Collected data:

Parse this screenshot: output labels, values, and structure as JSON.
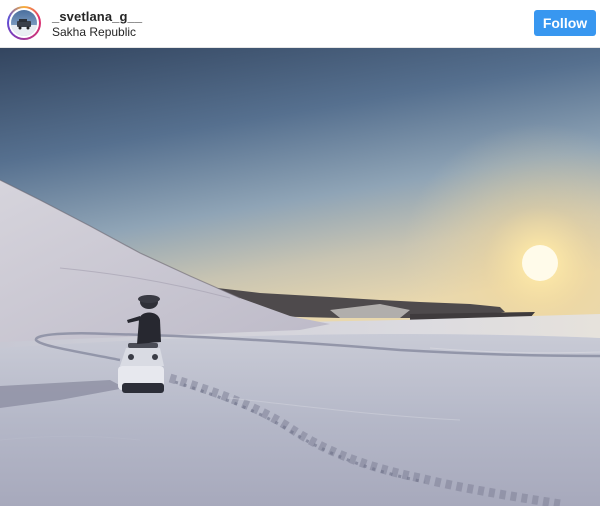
{
  "header": {
    "username": "_svetlana_g__",
    "location": "Sakha Republic",
    "follow_label": "Follow"
  },
  "avatar": {
    "icon": "profile-avatar"
  },
  "photo": {
    "description_icon": "snowmobile-landscape-photo"
  },
  "colors": {
    "follow_button": "#3897f0",
    "username_text": "#262626"
  }
}
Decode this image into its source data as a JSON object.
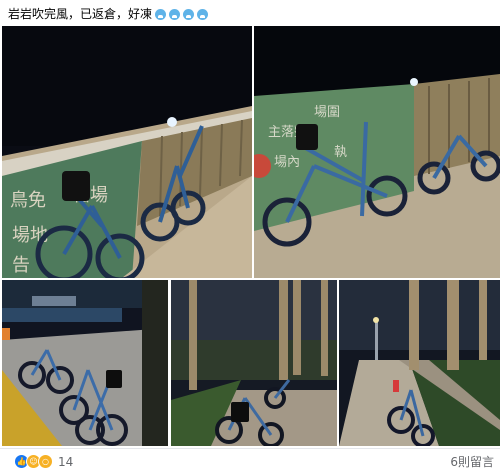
{
  "post": {
    "text": "岩岩吹完風，已返倉，好凍",
    "emojis": [
      "cold-face",
      "cold-face",
      "cold-face",
      "cold-face"
    ]
  },
  "photos": [
    {
      "id": "photo-1",
      "banner_text": "鳥免 鬆場 場地內"
    },
    {
      "id": "photo-2",
      "banner_text": "主落整 場圍內 場內・執"
    },
    {
      "id": "photo-3"
    },
    {
      "id": "photo-4"
    },
    {
      "id": "photo-5"
    }
  ],
  "footer": {
    "reaction_count": "14",
    "reactions": [
      "like",
      "haha",
      "wow"
    ],
    "comments_label": "6則留言"
  },
  "colors": {
    "like": "#1877f2",
    "haha": "#f7b125",
    "meta_text": "#65676b"
  }
}
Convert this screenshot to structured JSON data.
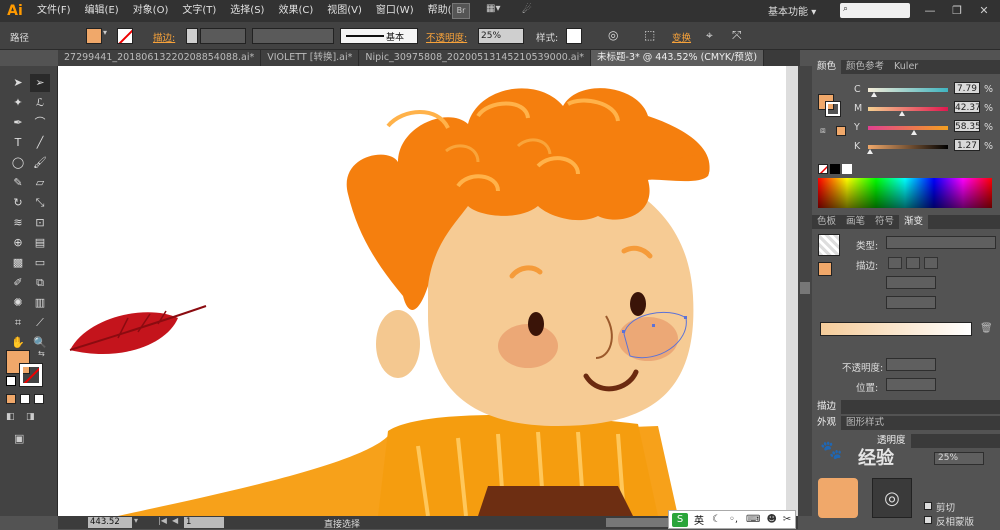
{
  "app": {
    "logo": "Ai",
    "workspace": "基本功能",
    "workspace_arrow": "▾"
  },
  "menu": [
    "文件(F)",
    "编辑(E)",
    "对象(O)",
    "文字(T)",
    "选择(S)",
    "效果(C)",
    "视图(V)",
    "窗口(W)",
    "帮助(H)"
  ],
  "control_bar": {
    "object_type": "路径",
    "stroke_label": "描边:",
    "stroke_style": "基本",
    "opacity_label": "不透明度:",
    "opacity_value": "25%",
    "style_label": "样式:",
    "transform_label": "变换",
    "fill_color": "#f0a86a"
  },
  "tabs": [
    {
      "label": "27299441_20180613220208854088.ai*",
      "active": false
    },
    {
      "label": "VIOLETT [转换].ai*",
      "active": false
    },
    {
      "label": "Nipic_30975808_20200513145210539000.ai*",
      "active": false
    },
    {
      "label": "未标题-3* @ 443.52% (CMYK/预览)",
      "active": true
    }
  ],
  "color_panel": {
    "tabs": [
      "颜色",
      "颜色参考",
      "Kuler"
    ],
    "channels": [
      {
        "label": "C",
        "value": "7.79",
        "unit": "%",
        "pos": 0.08
      },
      {
        "label": "M",
        "value": "42.37",
        "unit": "%",
        "pos": 0.42
      },
      {
        "label": "Y",
        "value": "58.35",
        "unit": "%",
        "pos": 0.58
      },
      {
        "label": "K",
        "value": "1.27",
        "unit": "%",
        "pos": 0.02
      }
    ]
  },
  "gradient_panel": {
    "tabs": [
      "色板",
      "画笔",
      "符号",
      "渐变"
    ],
    "type_label": "类型:",
    "stroke_label": "描边:",
    "opacity_label": "不透明度:",
    "position_label": "位置:"
  },
  "stroke_panel": {
    "title": "描边"
  },
  "appearance_panel": {
    "tabs": [
      "外观",
      "图形样式"
    ],
    "transparency_label": "透明度",
    "value_partial": "25%",
    "clip_label": "剪切",
    "invert_label": "反相蒙版"
  },
  "status_bar": {
    "zoom": "443.52",
    "page": "1",
    "tool": "直接选择"
  },
  "ime": {
    "lang": "英"
  },
  "watermark": "经验"
}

* _WHAT NEEDS TO BE DONE_:
Without the pictures, retype the whole of the material above exactly.

* _THE RESULT_:
Parse this screenshot: output labels, values, and structure as JSON.
{
  "header": {
    "username": "_svetlana_g__",
    "location": "Sakha Republic",
    "follow_label": "Follow"
  },
  "avatar": {
    "icon": "profile-avatar"
  },
  "photo": {
    "description_icon": "snowmobile-landscape-photo"
  },
  "colors": {
    "follow_button": "#3897f0",
    "username_text": "#262626"
  }
}
Decode this image into its source data as a JSON object.
{
  "post": {
    "text": "岩岩吹完風，已返倉，好凍",
    "emojis": [
      "cold-face",
      "cold-face",
      "cold-face",
      "cold-face"
    ]
  },
  "photos": [
    {
      "id": "photo-1",
      "banner_text": "鳥免 鬆場 場地內"
    },
    {
      "id": "photo-2",
      "banner_text": "主落整 場圍內 場內・執"
    },
    {
      "id": "photo-3"
    },
    {
      "id": "photo-4"
    },
    {
      "id": "photo-5"
    }
  ],
  "footer": {
    "reaction_count": "14",
    "reactions": [
      "like",
      "haha",
      "wow"
    ],
    "comments_label": "6則留言"
  },
  "colors": {
    "like": "#1877f2",
    "haha": "#f7b125",
    "meta_text": "#65676b"
  }
}
Convert this screenshot to structured JSON data.
{
  "app": {
    "logo": "Ai",
    "workspace": "基本功能",
    "workspace_arrow": "▾"
  },
  "menu": [
    "文件(F)",
    "编辑(E)",
    "对象(O)",
    "文字(T)",
    "选择(S)",
    "效果(C)",
    "视图(V)",
    "窗口(W)",
    "帮助(H)"
  ],
  "control_bar": {
    "object_type": "路径",
    "stroke_label": "描边:",
    "stroke_style": "基本",
    "opacity_label": "不透明度:",
    "opacity_value": "25%",
    "style_label": "样式:",
    "transform_label": "变换",
    "fill_color": "#f0a86a"
  },
  "tabs": [
    {
      "label": "27299441_20180613220208854088.ai*",
      "active": false
    },
    {
      "label": "VIOLETT [转换].ai*",
      "active": false
    },
    {
      "label": "Nipic_30975808_20200513145210539000.ai*",
      "active": false
    },
    {
      "label": "未标题-3* @ 443.52% (CMYK/预览)",
      "active": true
    }
  ],
  "color_panel": {
    "tabs": [
      "颜色",
      "颜色参考",
      "Kuler"
    ],
    "channels": [
      {
        "label": "C",
        "value": "7.79",
        "unit": "%",
        "pos": 0.08
      },
      {
        "label": "M",
        "value": "42.37",
        "unit": "%",
        "pos": 0.42
      },
      {
        "label": "Y",
        "value": "58.35",
        "unit": "%",
        "pos": 0.58
      },
      {
        "label": "K",
        "value": "1.27",
        "unit": "%",
        "pos": 0.02
      }
    ]
  },
  "gradient_panel": {
    "tabs": [
      "色板",
      "画笔",
      "符号",
      "渐变"
    ],
    "type_label": "类型:",
    "stroke_label": "描边:",
    "opacity_label": "不透明度:",
    "position_label": "位置:"
  },
  "stroke_panel": {
    "title": "描边"
  },
  "appearance_panel": {
    "tabs": [
      "外观",
      "图形样式"
    ],
    "transparency_label": "透明度",
    "value_partial": "25%",
    "clip_label": "剪切",
    "invert_label": "反相蒙版"
  },
  "status_bar": {
    "zoom": "443.52",
    "page": "1",
    "tool": "直接选择"
  },
  "ime": {
    "lang": "英"
  },
  "watermark": "经验"
}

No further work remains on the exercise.